THE EXERCISE:
Pictures in the data below are not part of the copy; transcribe everything else exactly.
--- BEGIN RECORDS FOR THE EXERCISE ---
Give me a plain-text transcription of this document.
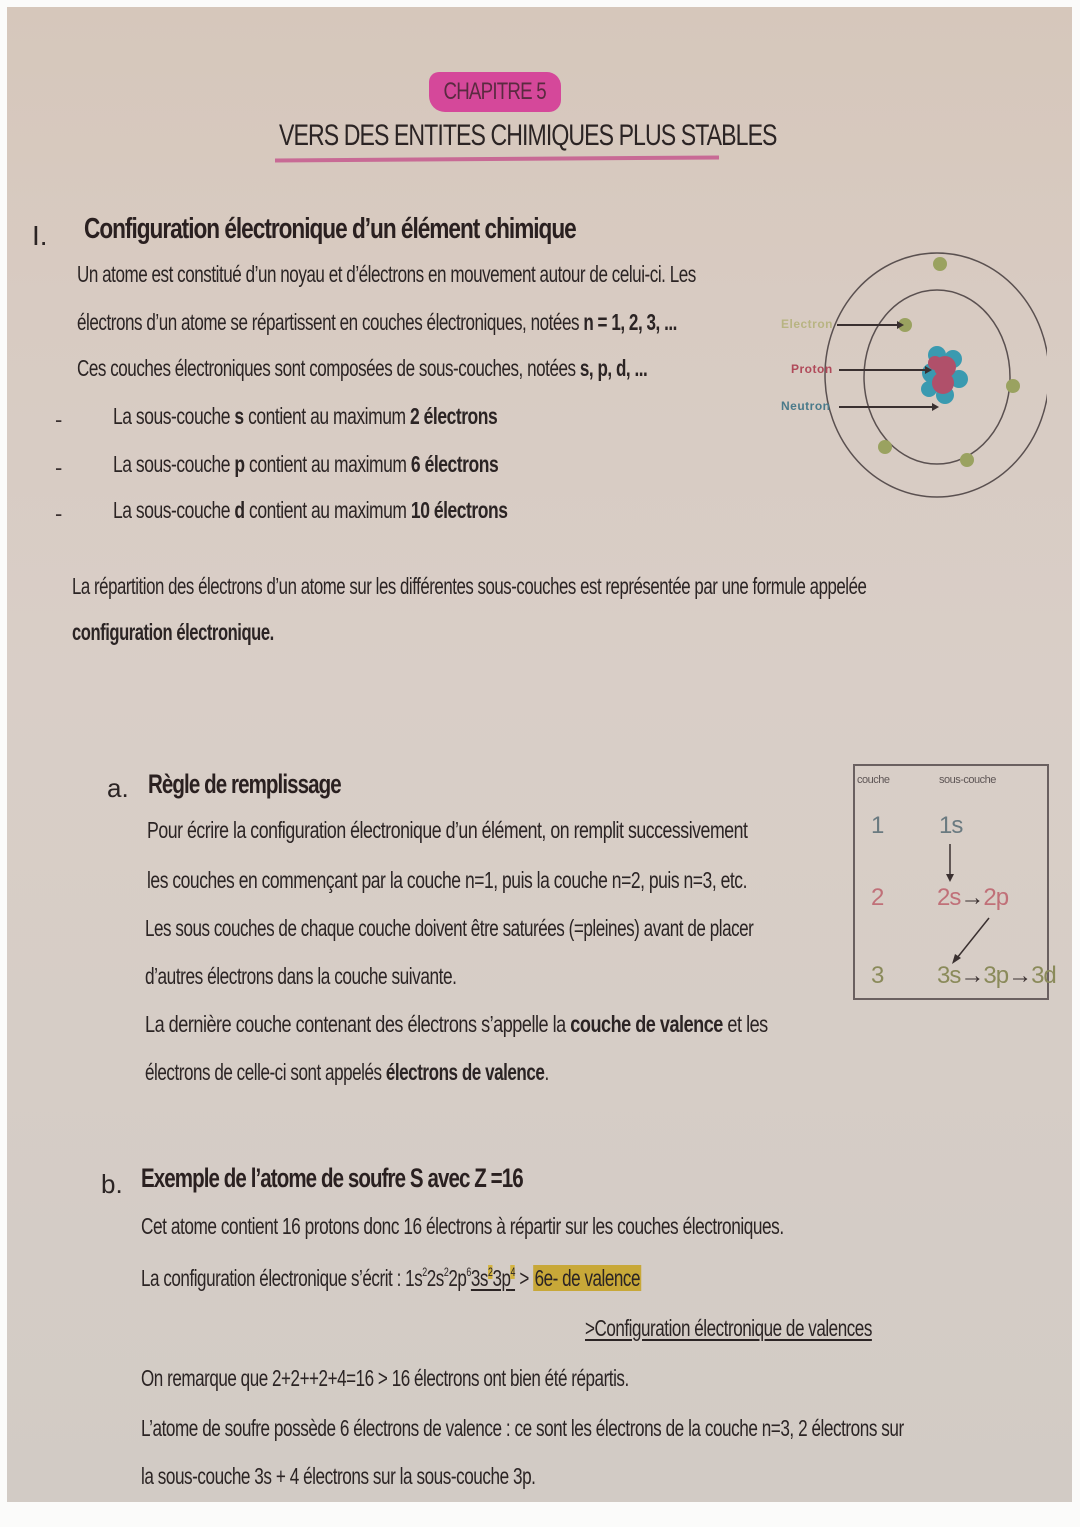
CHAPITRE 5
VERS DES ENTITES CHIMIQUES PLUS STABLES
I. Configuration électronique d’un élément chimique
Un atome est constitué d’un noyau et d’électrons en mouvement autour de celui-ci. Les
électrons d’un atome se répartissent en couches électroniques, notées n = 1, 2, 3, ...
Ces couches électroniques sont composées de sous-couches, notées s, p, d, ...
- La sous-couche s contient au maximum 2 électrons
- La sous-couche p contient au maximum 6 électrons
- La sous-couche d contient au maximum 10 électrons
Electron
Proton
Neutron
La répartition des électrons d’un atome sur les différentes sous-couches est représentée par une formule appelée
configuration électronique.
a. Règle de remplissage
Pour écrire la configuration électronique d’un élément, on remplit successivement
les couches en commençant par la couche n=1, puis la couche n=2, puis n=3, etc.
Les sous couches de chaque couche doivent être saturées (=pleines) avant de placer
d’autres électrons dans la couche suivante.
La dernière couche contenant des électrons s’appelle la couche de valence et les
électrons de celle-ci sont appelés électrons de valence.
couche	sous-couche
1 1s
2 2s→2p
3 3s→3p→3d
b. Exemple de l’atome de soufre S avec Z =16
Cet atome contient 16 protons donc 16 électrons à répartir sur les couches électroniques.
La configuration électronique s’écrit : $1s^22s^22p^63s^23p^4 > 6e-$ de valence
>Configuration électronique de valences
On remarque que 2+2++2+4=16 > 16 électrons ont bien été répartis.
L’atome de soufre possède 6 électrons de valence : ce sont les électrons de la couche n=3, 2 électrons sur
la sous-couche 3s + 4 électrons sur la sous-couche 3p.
--- END RECORDS FOR THE EXERCISE ---
FULL SOLUTION:
Give me a plain-text transcription of this document.
CHAPITRE 5
VERS DES ENTITES CHIMIQUES PLUS STABLES
I. Configuration électronique d’un élément chimique
Un atome est constitué d’un noyau et d’électrons en mouvement autour de celui-ci. Les
électrons d’un atome se répartissent en couches électroniques, notées n = 1, 2, 3, ...
Ces couches électroniques sont composées de sous-couches, notées s, p, d, ...
- La sous-couche s contient au maximum 2 électrons
- La sous-couche p contient au maximum 6 électrons
- La sous-couche d contient au maximum 10 électrons
Electron
Proton
Neutron
La répartition des électrons d’un atome sur les différentes sous-couches est représentée par une formule appelée
configuration électronique.
a. Règle de remplissage
Pour écrire la configuration électronique d’un élément, on remplit successivement
les couches en commençant par la couche n=1, puis la couche n=2, puis n=3, etc.
Les sous couches de chaque couche doivent être saturées (=pleines) avant de placer
d’autres électrons dans la couche suivante.
La dernière couche contenant des électrons s’appelle la couche de valence et les
électrons de celle-ci sont appelés électrons de valence.
couche	sous-couche
1 1s
2 2s→2p
3 3s→3p→3d
b. Exemple de l’atome de soufre S avec Z =16
Cet atome contient 16 protons donc 16 électrons à répartir sur les couches électroniques.
La configuration électronique s’écrit : $1s^22s^22p^63s^23p^4 > 6e-$ de valence
>Configuration électronique de valences
On remarque que 2+2++2+4=16 > 16 électrons ont bien été répartis.
L’atome de soufre possède 6 électrons de valence : ce sont les électrons de la couche n=3, 2 électrons sur
la sous-couche 3s + 4 électrons sur la sous-couche 3p.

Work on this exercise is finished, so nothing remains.